Records about charts and figures:
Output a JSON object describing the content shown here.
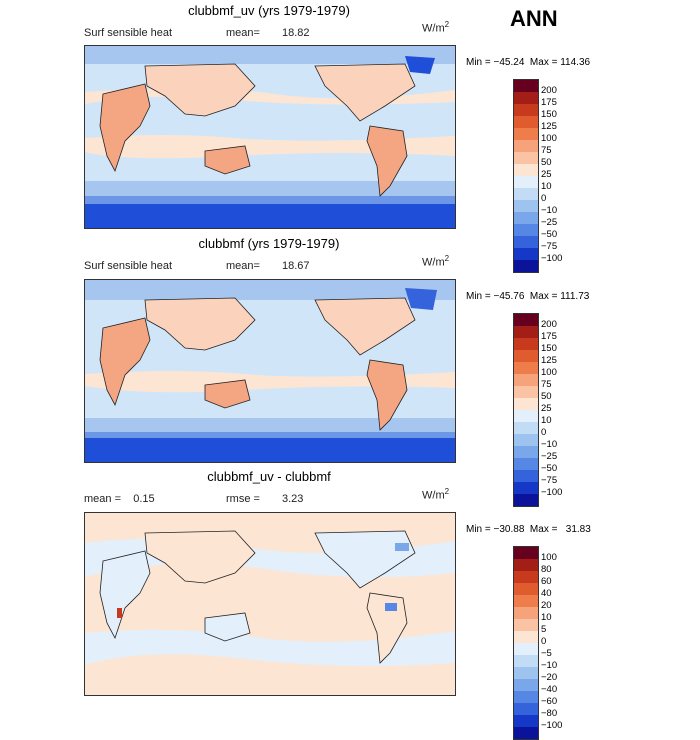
{
  "season": "ANN",
  "colors": {
    "land_warm_light": "#fbd3bd",
    "land_warm": "#f4a582",
    "ocean_light": "#d1e5f8",
    "ocean_mid": "#a7c6ef",
    "ocean_cool": "#6c97e6",
    "ice_deep": "#1f4fd8",
    "coastline": "#222222"
  },
  "panels": [
    {
      "title": "clubbmf_uv (yrs 1979-1979)",
      "left_label": "Surf sensible heat",
      "stat_label": "mean=",
      "stat_value": "18.82",
      "units_main": "W/m",
      "units_exp": "2",
      "min_max": "Min = −45.24  Max = 114.36",
      "colorbar": {
        "colors": [
          "#67001f",
          "#a21e16",
          "#c73a1e",
          "#e05b2e",
          "#ef7d4b",
          "#f6a27a",
          "#fac4a4",
          "#fde5d3",
          "#e3effb",
          "#c2dcf5",
          "#9ec3ef",
          "#7aa7ea",
          "#5787e4",
          "#3463dc",
          "#1538c6",
          "#0a139a"
        ],
        "ticks": [
          "200",
          "175",
          "150",
          "125",
          "100",
          "75",
          "50",
          "25",
          "10",
          "0",
          "−10",
          "−25",
          "−50",
          "−75",
          "−100"
        ]
      }
    },
    {
      "title": "clubbmf (yrs 1979-1979)",
      "left_label": "Surf sensible heat",
      "stat_label": "mean=",
      "stat_value": "18.67",
      "units_main": "W/m",
      "units_exp": "2",
      "min_max": "Min = −45.76  Max = 111.73",
      "colorbar": {
        "colors": [
          "#67001f",
          "#a21e16",
          "#c73a1e",
          "#e05b2e",
          "#ef7d4b",
          "#f6a27a",
          "#fac4a4",
          "#fde5d3",
          "#e3effb",
          "#c2dcf5",
          "#9ec3ef",
          "#7aa7ea",
          "#5787e4",
          "#3463dc",
          "#1538c6",
          "#0a139a"
        ],
        "ticks": [
          "200",
          "175",
          "150",
          "125",
          "100",
          "75",
          "50",
          "25",
          "10",
          "0",
          "−10",
          "−25",
          "−50",
          "−75",
          "−100"
        ]
      }
    },
    {
      "title": "clubbmf_uv - clubbmf",
      "left_label": "mean =    0.15",
      "stat_label": "rmse =",
      "stat_value": "3.23",
      "units_main": "W/m",
      "units_exp": "2",
      "min_max": "Min = −30.88  Max =   31.83",
      "colorbar": {
        "colors": [
          "#67001f",
          "#a21e16",
          "#c73a1e",
          "#e05b2e",
          "#ef7d4b",
          "#f6a27a",
          "#fac4a4",
          "#fde5d3",
          "#e3effb",
          "#c2dcf5",
          "#9ec3ef",
          "#7aa7ea",
          "#5787e4",
          "#3463dc",
          "#1538c6",
          "#0a139a"
        ],
        "ticks": [
          "100",
          "80",
          "60",
          "40",
          "20",
          "10",
          "5",
          "0",
          "−5",
          "−10",
          "−20",
          "−40",
          "−60",
          "−80",
          "−100"
        ]
      }
    }
  ]
}
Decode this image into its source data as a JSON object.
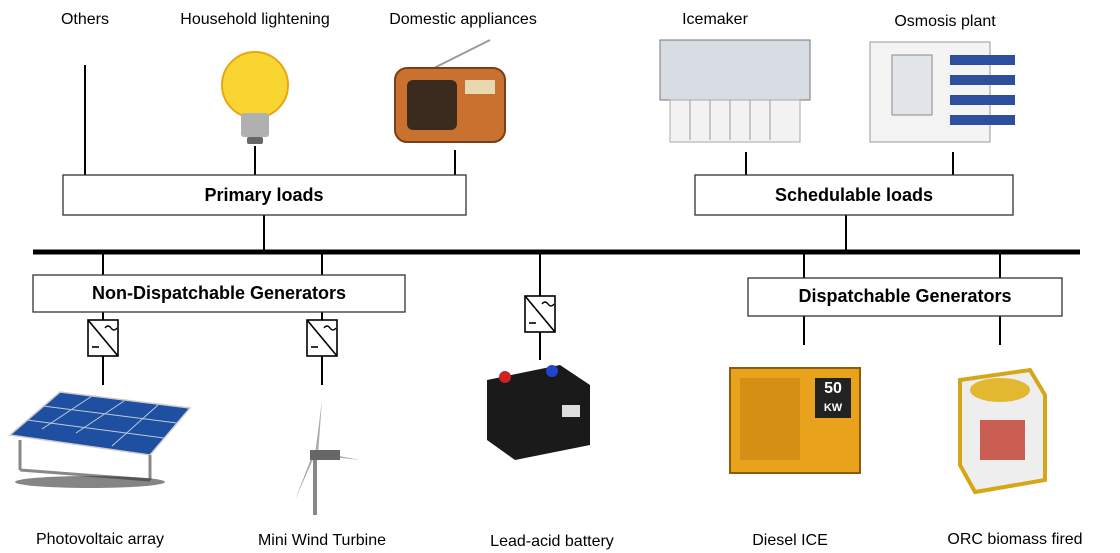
{
  "top_labels": [
    "Others",
    "Household lightening",
    "Domestic appliances",
    "Icemaker",
    "Osmosis plant"
  ],
  "load_groups": [
    "Primary loads",
    "Schedulable loads"
  ],
  "generator_groups": [
    "Non-Dispatchable Generators",
    "Dispatchable Generators"
  ],
  "bottom_labels": [
    "Photovoltaic array",
    "Mini Wind Turbine",
    "Lead-acid battery",
    "Diesel ICE",
    "ORC biomass fired"
  ],
  "diesel_plate": [
    "50",
    "KW"
  ]
}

• _SET TASK_: Except for the pictures, give all the material above again verbatim.

• _COMPLETED EXERCISE_:
Output a JSON object describing the content shown here.
{
  "season": "ANN",
  "colors": {
    "land_warm_light": "#fbd3bd",
    "land_warm": "#f4a582",
    "ocean_light": "#d1e5f8",
    "ocean_mid": "#a7c6ef",
    "ocean_cool": "#6c97e6",
    "ice_deep": "#1f4fd8",
    "coastline": "#222222"
  },
  "panels": [
    {
      "title": "clubbmf_uv (yrs 1979-1979)",
      "left_label": "Surf sensible heat",
      "stat_label": "mean=",
      "stat_value": "18.82",
      "units_main": "W/m",
      "units_exp": "2",
      "min_max": "Min = −45.24  Max = 114.36",
      "colorbar": {
        "colors": [
          "#67001f",
          "#a21e16",
          "#c73a1e",
          "#e05b2e",
          "#ef7d4b",
          "#f6a27a",
          "#fac4a4",
          "#fde5d3",
          "#e3effb",
          "#c2dcf5",
          "#9ec3ef",
          "#7aa7ea",
          "#5787e4",
          "#3463dc",
          "#1538c6",
          "#0a139a"
        ],
        "ticks": [
          "200",
          "175",
          "150",
          "125",
          "100",
          "75",
          "50",
          "25",
          "10",
          "0",
          "−10",
          "−25",
          "−50",
          "−75",
          "−100"
        ]
      }
    },
    {
      "title": "clubbmf (yrs 1979-1979)",
      "left_label": "Surf sensible heat",
      "stat_label": "mean=",
      "stat_value": "18.67",
      "units_main": "W/m",
      "units_exp": "2",
      "min_max": "Min = −45.76  Max = 111.73",
      "colorbar": {
        "colors": [
          "#67001f",
          "#a21e16",
          "#c73a1e",
          "#e05b2e",
          "#ef7d4b",
          "#f6a27a",
          "#fac4a4",
          "#fde5d3",
          "#e3effb",
          "#c2dcf5",
          "#9ec3ef",
          "#7aa7ea",
          "#5787e4",
          "#3463dc",
          "#1538c6",
          "#0a139a"
        ],
        "ticks": [
          "200",
          "175",
          "150",
          "125",
          "100",
          "75",
          "50",
          "25",
          "10",
          "0",
          "−10",
          "−25",
          "−50",
          "−75",
          "−100"
        ]
      }
    },
    {
      "title": "clubbmf_uv - clubbmf",
      "left_label": "mean =    0.15",
      "stat_label": "rmse =",
      "stat_value": "3.23",
      "units_main": "W/m",
      "units_exp": "2",
      "min_max": "Min = −30.88  Max =   31.83",
      "colorbar": {
        "colors": [
          "#67001f",
          "#a21e16",
          "#c73a1e",
          "#e05b2e",
          "#ef7d4b",
          "#f6a27a",
          "#fac4a4",
          "#fde5d3",
          "#e3effb",
          "#c2dcf5",
          "#9ec3ef",
          "#7aa7ea",
          "#5787e4",
          "#3463dc",
          "#1538c6",
          "#0a139a"
        ],
        "ticks": [
          "100",
          "80",
          "60",
          "40",
          "20",
          "10",
          "5",
          "0",
          "−5",
          "−10",
          "−20",
          "−40",
          "−60",
          "−80",
          "−100"
        ]
      }
    }
  ]
}
Decode this image into its source data as a JSON object.
{
  "top_labels": [
    "Others",
    "Household lightening",
    "Domestic appliances",
    "Icemaker",
    "Osmosis plant"
  ],
  "load_groups": [
    "Primary loads",
    "Schedulable loads"
  ],
  "generator_groups": [
    "Non-Dispatchable Generators",
    "Dispatchable Generators"
  ],
  "bottom_labels": [
    "Photovoltaic array",
    "Mini Wind Turbine",
    "Lead-acid battery",
    "Diesel ICE",
    "ORC biomass fired"
  ],
  "diesel_plate": [
    "50",
    "KW"
  ]
}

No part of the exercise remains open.